Stated exercise -> Read the data and repeat all of it exactly.

Supplied material ->

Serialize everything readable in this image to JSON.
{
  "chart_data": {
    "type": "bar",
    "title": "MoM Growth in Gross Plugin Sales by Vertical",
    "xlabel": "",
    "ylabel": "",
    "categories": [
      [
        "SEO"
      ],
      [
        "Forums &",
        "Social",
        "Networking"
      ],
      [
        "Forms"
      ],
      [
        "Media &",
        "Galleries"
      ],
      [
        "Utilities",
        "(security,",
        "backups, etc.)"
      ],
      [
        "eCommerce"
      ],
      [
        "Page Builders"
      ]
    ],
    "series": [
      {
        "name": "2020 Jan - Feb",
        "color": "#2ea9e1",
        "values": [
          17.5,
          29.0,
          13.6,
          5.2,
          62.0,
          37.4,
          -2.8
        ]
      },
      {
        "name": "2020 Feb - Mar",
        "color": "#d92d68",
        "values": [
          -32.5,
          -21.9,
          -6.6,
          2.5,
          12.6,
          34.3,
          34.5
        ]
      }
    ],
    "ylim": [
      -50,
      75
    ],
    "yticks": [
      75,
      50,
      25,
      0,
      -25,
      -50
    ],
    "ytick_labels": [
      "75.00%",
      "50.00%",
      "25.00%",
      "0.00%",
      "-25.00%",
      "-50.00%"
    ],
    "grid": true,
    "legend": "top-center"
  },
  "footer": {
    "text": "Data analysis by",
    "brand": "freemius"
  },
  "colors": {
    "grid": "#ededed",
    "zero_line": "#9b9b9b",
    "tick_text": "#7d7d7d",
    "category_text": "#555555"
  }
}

Written solution ->
Serialize everything readable in this image to JSON.
{
  "chart_data": {
    "type": "bar",
    "title": "MoM Growth in Gross Plugin Sales by Vertical",
    "xlabel": "",
    "ylabel": "",
    "categories": [
      [
        "SEO"
      ],
      [
        "Forums &",
        "Social",
        "Networking"
      ],
      [
        "Forms"
      ],
      [
        "Media &",
        "Galleries"
      ],
      [
        "Utilities",
        "(security,",
        "backups, etc.)"
      ],
      [
        "eCommerce"
      ],
      [
        "Page Builders"
      ]
    ],
    "series": [
      {
        "name": "2020 Jan - Feb",
        "color": "#2ea9e1",
        "values": [
          17.5,
          29.0,
          13.6,
          5.2,
          62.0,
          37.4,
          -2.8
        ]
      },
      {
        "name": "2020 Feb - Mar",
        "color": "#d92d68",
        "values": [
          -32.5,
          -21.9,
          -6.6,
          2.5,
          12.6,
          34.3,
          34.5
        ]
      }
    ],
    "ylim": [
      -50,
      75
    ],
    "yticks": [
      75,
      50,
      25,
      0,
      -25,
      -50
    ],
    "ytick_labels": [
      "75.00%",
      "50.00%",
      "25.00%",
      "0.00%",
      "-25.00%",
      "-50.00%"
    ],
    "grid": true,
    "legend": "top-center"
  },
  "footer": {
    "text": "Data analysis by",
    "brand": "freemius"
  },
  "colors": {
    "grid": "#ededed",
    "zero_line": "#9b9b9b",
    "tick_text": "#7d7d7d",
    "category_text": "#555555"
  }
}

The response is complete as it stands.